--- start Record extracts ---

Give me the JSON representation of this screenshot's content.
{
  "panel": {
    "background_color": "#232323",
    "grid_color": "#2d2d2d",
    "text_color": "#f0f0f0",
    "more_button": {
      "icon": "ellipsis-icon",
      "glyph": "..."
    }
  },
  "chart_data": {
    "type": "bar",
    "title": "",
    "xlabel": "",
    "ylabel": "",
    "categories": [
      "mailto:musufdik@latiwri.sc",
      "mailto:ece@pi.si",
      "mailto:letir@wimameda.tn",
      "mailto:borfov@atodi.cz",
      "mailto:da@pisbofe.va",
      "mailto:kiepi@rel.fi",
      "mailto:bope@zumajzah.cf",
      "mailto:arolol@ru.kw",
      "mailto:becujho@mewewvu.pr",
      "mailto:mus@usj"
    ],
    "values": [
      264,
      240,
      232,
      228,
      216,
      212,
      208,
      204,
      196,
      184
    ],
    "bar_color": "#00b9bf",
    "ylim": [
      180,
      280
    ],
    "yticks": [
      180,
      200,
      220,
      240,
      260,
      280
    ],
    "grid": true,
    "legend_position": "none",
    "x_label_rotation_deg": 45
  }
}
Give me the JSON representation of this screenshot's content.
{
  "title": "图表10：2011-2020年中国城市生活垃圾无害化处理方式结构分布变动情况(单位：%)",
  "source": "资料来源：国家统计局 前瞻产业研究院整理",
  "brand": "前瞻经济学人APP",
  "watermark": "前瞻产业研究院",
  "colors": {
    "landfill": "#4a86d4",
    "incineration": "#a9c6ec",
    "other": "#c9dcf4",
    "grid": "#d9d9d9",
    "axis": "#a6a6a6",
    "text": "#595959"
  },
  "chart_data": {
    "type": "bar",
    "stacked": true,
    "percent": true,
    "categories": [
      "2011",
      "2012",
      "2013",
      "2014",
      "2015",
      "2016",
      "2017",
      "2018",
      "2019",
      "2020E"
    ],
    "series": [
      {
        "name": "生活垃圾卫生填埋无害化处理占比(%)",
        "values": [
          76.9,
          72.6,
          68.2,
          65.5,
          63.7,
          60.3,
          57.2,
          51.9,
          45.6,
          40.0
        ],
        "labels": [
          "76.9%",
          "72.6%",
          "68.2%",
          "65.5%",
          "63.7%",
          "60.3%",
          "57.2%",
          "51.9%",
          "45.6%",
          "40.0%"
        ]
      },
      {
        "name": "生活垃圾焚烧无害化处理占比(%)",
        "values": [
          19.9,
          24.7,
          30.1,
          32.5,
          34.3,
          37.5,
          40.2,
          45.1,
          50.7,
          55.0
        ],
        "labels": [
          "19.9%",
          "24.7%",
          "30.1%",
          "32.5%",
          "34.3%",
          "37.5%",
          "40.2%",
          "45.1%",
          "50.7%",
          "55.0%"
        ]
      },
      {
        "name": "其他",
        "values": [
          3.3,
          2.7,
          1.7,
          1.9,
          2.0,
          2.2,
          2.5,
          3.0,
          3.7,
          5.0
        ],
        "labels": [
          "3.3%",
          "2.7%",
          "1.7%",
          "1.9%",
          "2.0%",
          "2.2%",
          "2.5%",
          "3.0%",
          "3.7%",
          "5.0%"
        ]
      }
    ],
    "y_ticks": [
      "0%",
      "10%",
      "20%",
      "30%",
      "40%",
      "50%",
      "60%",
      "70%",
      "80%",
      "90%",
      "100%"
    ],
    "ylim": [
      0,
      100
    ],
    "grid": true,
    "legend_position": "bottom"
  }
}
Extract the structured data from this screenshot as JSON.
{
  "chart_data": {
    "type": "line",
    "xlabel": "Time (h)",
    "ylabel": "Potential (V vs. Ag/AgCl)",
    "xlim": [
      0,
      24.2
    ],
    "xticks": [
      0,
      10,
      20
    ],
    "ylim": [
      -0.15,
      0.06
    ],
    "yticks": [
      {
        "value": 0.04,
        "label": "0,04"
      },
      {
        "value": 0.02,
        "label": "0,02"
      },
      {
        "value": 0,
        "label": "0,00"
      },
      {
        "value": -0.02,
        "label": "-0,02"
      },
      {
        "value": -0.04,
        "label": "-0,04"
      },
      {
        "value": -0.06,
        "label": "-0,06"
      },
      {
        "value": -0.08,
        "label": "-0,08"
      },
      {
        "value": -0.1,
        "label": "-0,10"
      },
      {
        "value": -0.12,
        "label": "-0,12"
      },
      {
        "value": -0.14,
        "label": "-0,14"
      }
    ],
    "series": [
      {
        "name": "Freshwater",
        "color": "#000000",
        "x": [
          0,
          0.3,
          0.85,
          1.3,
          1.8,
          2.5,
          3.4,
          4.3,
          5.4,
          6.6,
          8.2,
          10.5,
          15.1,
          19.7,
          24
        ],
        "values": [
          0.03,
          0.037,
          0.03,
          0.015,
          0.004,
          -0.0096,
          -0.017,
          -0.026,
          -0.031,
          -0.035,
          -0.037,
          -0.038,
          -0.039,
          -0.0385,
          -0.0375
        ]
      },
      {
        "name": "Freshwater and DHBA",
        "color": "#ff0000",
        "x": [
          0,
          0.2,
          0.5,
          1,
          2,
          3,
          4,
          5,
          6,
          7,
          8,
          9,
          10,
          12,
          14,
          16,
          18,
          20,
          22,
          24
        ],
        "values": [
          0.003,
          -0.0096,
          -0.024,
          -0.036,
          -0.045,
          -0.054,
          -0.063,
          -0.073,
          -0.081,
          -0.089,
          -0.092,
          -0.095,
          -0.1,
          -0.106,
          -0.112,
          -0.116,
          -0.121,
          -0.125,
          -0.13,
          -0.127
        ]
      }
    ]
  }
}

--- end Record extracts ---

■ Stated task: Each record above must be given again exactly.

■ Response to the task:
Give me the JSON representation of this screenshot's content.
{
  "panel": {
    "background_color": "#232323",
    "grid_color": "#2d2d2d",
    "text_color": "#f0f0f0",
    "more_button": {
      "icon": "ellipsis-icon",
      "glyph": "..."
    }
  },
  "chart_data": {
    "type": "bar",
    "title": "",
    "xlabel": "",
    "ylabel": "",
    "categories": [
      "mailto:musufdik@latiwri.sc",
      "mailto:ece@pi.si",
      "mailto:letir@wimameda.tn",
      "mailto:borfov@atodi.cz",
      "mailto:da@pisbofe.va",
      "mailto:kiepi@rel.fi",
      "mailto:bope@zumajzah.cf",
      "mailto:arolol@ru.kw",
      "mailto:becujho@mewewvu.pr",
      "mailto:mus@usj"
    ],
    "values": [
      264,
      240,
      232,
      228,
      216,
      212,
      208,
      204,
      196,
      184
    ],
    "bar_color": "#00b9bf",
    "ylim": [
      180,
      280
    ],
    "yticks": [
      180,
      200,
      220,
      240,
      260,
      280
    ],
    "grid": true,
    "legend_position": "none",
    "x_label_rotation_deg": 45
  }
}
Give me the JSON representation of this screenshot's content.
{
  "title": "图表10：2011-2020年中国城市生活垃圾无害化处理方式结构分布变动情况(单位：%)",
  "source": "资料来源：国家统计局 前瞻产业研究院整理",
  "brand": "前瞻经济学人APP",
  "watermark": "前瞻产业研究院",
  "colors": {
    "landfill": "#4a86d4",
    "incineration": "#a9c6ec",
    "other": "#c9dcf4",
    "grid": "#d9d9d9",
    "axis": "#a6a6a6",
    "text": "#595959"
  },
  "chart_data": {
    "type": "bar",
    "stacked": true,
    "percent": true,
    "categories": [
      "2011",
      "2012",
      "2013",
      "2014",
      "2015",
      "2016",
      "2017",
      "2018",
      "2019",
      "2020E"
    ],
    "series": [
      {
        "name": "生活垃圾卫生填埋无害化处理占比(%)",
        "values": [
          76.9,
          72.6,
          68.2,
          65.5,
          63.7,
          60.3,
          57.2,
          51.9,
          45.6,
          40.0
        ],
        "labels": [
          "76.9%",
          "72.6%",
          "68.2%",
          "65.5%",
          "63.7%",
          "60.3%",
          "57.2%",
          "51.9%",
          "45.6%",
          "40.0%"
        ]
      },
      {
        "name": "生活垃圾焚烧无害化处理占比(%)",
        "values": [
          19.9,
          24.7,
          30.1,
          32.5,
          34.3,
          37.5,
          40.2,
          45.1,
          50.7,
          55.0
        ],
        "labels": [
          "19.9%",
          "24.7%",
          "30.1%",
          "32.5%",
          "34.3%",
          "37.5%",
          "40.2%",
          "45.1%",
          "50.7%",
          "55.0%"
        ]
      },
      {
        "name": "其他",
        "values": [
          3.3,
          2.7,
          1.7,
          1.9,
          2.0,
          2.2,
          2.5,
          3.0,
          3.7,
          5.0
        ],
        "labels": [
          "3.3%",
          "2.7%",
          "1.7%",
          "1.9%",
          "2.0%",
          "2.2%",
          "2.5%",
          "3.0%",
          "3.7%",
          "5.0%"
        ]
      }
    ],
    "y_ticks": [
      "0%",
      "10%",
      "20%",
      "30%",
      "40%",
      "50%",
      "60%",
      "70%",
      "80%",
      "90%",
      "100%"
    ],
    "ylim": [
      0,
      100
    ],
    "grid": true,
    "legend_position": "bottom"
  }
}
Extract the structured data from this screenshot as JSON.
{
  "chart_data": {
    "type": "line",
    "xlabel": "Time (h)",
    "ylabel": "Potential (V vs. Ag/AgCl)",
    "xlim": [
      0,
      24.2
    ],
    "xticks": [
      0,
      10,
      20
    ],
    "ylim": [
      -0.15,
      0.06
    ],
    "yticks": [
      {
        "value": 0.04,
        "label": "0,04"
      },
      {
        "value": 0.02,
        "label": "0,02"
      },
      {
        "value": 0,
        "label": "0,00"
      },
      {
        "value": -0.02,
        "label": "-0,02"
      },
      {
        "value": -0.04,
        "label": "-0,04"
      },
      {
        "value": -0.06,
        "label": "-0,06"
      },
      {
        "value": -0.08,
        "label": "-0,08"
      },
      {
        "value": -0.1,
        "label": "-0,10"
      },
      {
        "value": -0.12,
        "label": "-0,12"
      },
      {
        "value": -0.14,
        "label": "-0,14"
      }
    ],
    "series": [
      {
        "name": "Freshwater",
        "color": "#000000",
        "x": [
          0,
          0.3,
          0.85,
          1.3,
          1.8,
          2.5,
          3.4,
          4.3,
          5.4,
          6.6,
          8.2,
          10.5,
          15.1,
          19.7,
          24
        ],
        "values": [
          0.03,
          0.037,
          0.03,
          0.015,
          0.004,
          -0.0096,
          -0.017,
          -0.026,
          -0.031,
          -0.035,
          -0.037,
          -0.038,
          -0.039,
          -0.0385,
          -0.0375
        ]
      },
      {
        "name": "Freshwater and DHBA",
        "color": "#ff0000",
        "x": [
          0,
          0.2,
          0.5,
          1,
          2,
          3,
          4,
          5,
          6,
          7,
          8,
          9,
          10,
          12,
          14,
          16,
          18,
          20,
          22,
          24
        ],
        "values": [
          0.003,
          -0.0096,
          -0.024,
          -0.036,
          -0.045,
          -0.054,
          -0.063,
          -0.073,
          -0.081,
          -0.089,
          -0.092,
          -0.095,
          -0.1,
          -0.106,
          -0.112,
          -0.116,
          -0.121,
          -0.125,
          -0.13,
          -0.127
        ]
      }
    ]
  }
}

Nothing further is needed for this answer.